## [PASSAGE SOURCE]
================================

La vie se façonne de surprises. Armand Marchant en est une. À presque 20 ans, le Thimistérien porte le ski belge sur les plus hauts massifs du globe. Révélé en décembre 2016, gravement blessé en janvier et réopéré en septembre, il slalome entre obstacles, anesthésies et maturité précoce.

Adelboden, Suisse, 7 janvier 2017. Un dernier virage, une forte compression et la chute. Armand Marchant file, au sol, tête en avant, dans les filets de protection. Résultat : plateau tibial éclaté, ligaments touchés. Une grave blessure qui stoppe net l’explosion d’un môme de 19 printemps, qui n’en a que les traits. Un mois plus tôt, le 13 décembre, la veille de son anniversaire, il s’offre un cadeau qu’il n’oubliera jamais. Marchant marque les premiers points de sa carrière en Coupe du Monde lors du slalom de Val d’Isère, en France, et entre dans le top 30 mondial à la 18e place.

Au départ, il est le plus jeune de tous. Citoyen de Thimister, près de Verviers, il souffle loin des montagnes, mais les descend dès que possible et surtout dès ses deux ans et demi. Ses parents, passionnés de sport, l’embarquent avec sa soeur pour des week-ends réguliers dans les Vosges. La tribu rencontre ensuite Raphaël Burtin, skieur français qui participe notamment aux JO de Turin en 2006. Ensemble, ils fondent la BE Ski Team, qui permet aux passionnés du coin de s’exercer dans les meilleures conditions. L’hiver, les stages à l’étranger s’enchaînent et l’école se suit par correspondance.

================================

## [INFORMATIONS EXTRAITES]
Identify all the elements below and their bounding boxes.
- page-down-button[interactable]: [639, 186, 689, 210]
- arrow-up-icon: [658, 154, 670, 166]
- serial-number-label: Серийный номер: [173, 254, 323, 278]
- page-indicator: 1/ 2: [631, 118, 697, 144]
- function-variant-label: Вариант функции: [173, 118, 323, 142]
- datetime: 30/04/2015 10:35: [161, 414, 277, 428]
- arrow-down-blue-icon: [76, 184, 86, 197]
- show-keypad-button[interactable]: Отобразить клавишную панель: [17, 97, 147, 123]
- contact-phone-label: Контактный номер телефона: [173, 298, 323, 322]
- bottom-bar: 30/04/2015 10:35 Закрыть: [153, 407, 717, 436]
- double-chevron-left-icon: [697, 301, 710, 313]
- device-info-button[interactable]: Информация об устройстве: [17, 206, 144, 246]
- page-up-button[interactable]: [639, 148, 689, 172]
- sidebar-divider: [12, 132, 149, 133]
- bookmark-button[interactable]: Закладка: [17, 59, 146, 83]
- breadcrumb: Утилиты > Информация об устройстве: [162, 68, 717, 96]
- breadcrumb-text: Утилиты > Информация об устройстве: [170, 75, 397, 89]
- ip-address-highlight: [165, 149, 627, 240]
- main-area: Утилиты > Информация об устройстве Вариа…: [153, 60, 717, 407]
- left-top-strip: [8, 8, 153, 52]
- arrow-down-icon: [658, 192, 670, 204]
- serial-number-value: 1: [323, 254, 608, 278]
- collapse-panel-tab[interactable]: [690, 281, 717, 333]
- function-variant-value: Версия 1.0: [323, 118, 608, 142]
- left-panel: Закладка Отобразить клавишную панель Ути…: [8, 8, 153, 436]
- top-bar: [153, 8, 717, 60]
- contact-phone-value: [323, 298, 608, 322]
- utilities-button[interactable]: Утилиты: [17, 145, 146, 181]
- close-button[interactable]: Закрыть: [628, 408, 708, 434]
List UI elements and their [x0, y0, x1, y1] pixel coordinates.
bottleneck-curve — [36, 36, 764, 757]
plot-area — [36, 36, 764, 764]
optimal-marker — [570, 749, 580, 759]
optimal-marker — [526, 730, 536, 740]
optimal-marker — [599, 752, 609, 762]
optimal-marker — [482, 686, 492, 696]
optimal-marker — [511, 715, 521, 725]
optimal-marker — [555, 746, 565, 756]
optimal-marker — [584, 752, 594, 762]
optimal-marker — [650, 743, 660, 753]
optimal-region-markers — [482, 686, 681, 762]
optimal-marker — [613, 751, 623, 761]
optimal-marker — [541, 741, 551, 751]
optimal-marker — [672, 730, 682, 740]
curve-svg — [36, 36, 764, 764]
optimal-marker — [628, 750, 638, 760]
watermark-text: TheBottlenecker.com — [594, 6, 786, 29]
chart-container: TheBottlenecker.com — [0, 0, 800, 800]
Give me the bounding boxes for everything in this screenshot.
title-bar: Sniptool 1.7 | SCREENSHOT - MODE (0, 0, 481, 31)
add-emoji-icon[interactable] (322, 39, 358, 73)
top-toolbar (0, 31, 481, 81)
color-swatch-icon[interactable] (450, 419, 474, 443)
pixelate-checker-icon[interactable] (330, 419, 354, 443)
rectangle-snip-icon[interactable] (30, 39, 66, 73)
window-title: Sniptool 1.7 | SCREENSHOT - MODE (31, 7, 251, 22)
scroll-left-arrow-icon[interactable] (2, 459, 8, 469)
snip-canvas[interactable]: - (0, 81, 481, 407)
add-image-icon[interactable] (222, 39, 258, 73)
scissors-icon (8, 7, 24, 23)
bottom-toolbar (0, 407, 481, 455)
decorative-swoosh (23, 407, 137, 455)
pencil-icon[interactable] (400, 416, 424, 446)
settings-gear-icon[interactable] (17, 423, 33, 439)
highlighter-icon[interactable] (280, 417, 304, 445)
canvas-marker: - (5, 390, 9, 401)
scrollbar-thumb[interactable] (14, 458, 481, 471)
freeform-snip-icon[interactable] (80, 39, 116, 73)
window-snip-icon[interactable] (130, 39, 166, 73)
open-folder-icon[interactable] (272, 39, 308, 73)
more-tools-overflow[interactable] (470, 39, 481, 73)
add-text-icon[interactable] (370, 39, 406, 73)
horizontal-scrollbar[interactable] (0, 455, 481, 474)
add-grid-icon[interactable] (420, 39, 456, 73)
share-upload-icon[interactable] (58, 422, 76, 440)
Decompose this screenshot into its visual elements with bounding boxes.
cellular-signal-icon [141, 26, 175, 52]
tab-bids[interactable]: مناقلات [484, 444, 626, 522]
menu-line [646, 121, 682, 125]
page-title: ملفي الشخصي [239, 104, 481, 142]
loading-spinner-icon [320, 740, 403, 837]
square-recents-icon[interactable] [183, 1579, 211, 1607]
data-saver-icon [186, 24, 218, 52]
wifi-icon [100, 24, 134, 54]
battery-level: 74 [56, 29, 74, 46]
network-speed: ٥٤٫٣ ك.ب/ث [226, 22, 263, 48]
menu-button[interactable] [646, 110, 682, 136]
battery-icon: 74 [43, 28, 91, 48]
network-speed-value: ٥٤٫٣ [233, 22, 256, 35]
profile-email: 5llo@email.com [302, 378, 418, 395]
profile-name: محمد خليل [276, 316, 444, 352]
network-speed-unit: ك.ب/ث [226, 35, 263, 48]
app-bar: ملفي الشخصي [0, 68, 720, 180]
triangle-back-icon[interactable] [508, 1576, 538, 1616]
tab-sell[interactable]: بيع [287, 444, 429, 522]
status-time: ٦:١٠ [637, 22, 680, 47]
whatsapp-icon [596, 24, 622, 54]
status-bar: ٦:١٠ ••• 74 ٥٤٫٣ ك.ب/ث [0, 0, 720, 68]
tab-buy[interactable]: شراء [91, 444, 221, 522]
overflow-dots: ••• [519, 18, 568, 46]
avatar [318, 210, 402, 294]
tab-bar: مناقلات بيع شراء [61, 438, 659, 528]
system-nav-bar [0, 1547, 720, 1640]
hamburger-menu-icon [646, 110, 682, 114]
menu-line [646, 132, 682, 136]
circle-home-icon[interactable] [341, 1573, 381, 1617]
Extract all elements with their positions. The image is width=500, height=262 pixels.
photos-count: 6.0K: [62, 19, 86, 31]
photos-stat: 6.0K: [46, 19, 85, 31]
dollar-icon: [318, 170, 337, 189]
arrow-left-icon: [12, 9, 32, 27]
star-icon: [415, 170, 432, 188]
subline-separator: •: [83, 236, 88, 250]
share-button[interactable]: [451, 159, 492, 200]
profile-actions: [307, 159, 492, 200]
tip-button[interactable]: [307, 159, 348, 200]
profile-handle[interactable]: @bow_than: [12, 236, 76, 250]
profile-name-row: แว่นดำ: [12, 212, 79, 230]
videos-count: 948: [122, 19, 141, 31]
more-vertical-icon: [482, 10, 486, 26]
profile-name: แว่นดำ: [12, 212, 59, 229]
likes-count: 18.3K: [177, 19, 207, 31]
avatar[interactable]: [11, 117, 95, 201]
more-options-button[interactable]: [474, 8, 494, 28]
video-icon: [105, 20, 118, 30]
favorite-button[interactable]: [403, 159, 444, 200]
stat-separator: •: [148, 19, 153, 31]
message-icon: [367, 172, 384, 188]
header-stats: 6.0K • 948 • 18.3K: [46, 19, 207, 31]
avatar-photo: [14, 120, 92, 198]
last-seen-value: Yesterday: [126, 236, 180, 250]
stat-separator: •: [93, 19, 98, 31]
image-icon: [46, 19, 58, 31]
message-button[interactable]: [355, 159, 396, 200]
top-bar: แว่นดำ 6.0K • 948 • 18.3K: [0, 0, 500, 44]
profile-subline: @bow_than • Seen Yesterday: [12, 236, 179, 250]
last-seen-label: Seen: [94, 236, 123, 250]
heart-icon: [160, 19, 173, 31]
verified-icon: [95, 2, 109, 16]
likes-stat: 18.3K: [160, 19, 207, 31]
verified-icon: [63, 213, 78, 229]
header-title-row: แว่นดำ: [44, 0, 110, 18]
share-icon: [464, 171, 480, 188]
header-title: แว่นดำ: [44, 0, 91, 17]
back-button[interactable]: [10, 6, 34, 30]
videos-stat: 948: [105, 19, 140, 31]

================================

## [CONSIGNE]
Citez intégralement, sans y changer un seul mot, le passage sur Armand Marchant.

## [RÉPONSE]
La vie se façonne de surprises. Armand Marchant en est une. À presque 20 ans, le Thimistérien porte le ski belge sur les plus hauts massifs du globe. Révélé en décembre 2016, gravement blessé en janvier et réopéré en septembre, il slalome entre obstacles, anesthésies et maturité précoce.

Adelboden, Suisse, 7 janvier 2017. Un dernier virage, une forte compression et la chute. Armand Marchant file, au sol, tête en avant, dans les filets de protection. Résultat : plateau tibial éclaté, ligaments touchés. Une grave blessure qui stoppe net l’explosion d’un môme de 19 printemps, qui n’en a que les traits. Un mois plus tôt, le 13 décembre, la veille de son anniversaire, il s’offre un cadeau qu’il n’oubliera jamais. Marchant marque les premiers points de sa carrière en Coupe du Monde lors du slalom de Val d’Isère, en France, et entre dans le top 30 mondial à la 18e place.

Au départ, il est le plus jeune de tous. Citoyen de Thimister, près de Verviers, il souffle loin des montagnes, mais les descend dès que possible et surtout dès ses deux ans et demi. Ses parents, passionnés de sport, l’embarquent avec sa soeur pour des week-ends réguliers dans les Vosges. La tribu rencontre ensuite Raphaël Burtin, skieur français qui participe notamment aux JO de Turin en 2006. Ensemble, ils fondent la BE Ski Team, qui permet aux passionnés du coin de s’exercer dans les meilleures conditions. L’hiver, les stages à l’étranger s’enchaînent et l’école se suit par correspondance.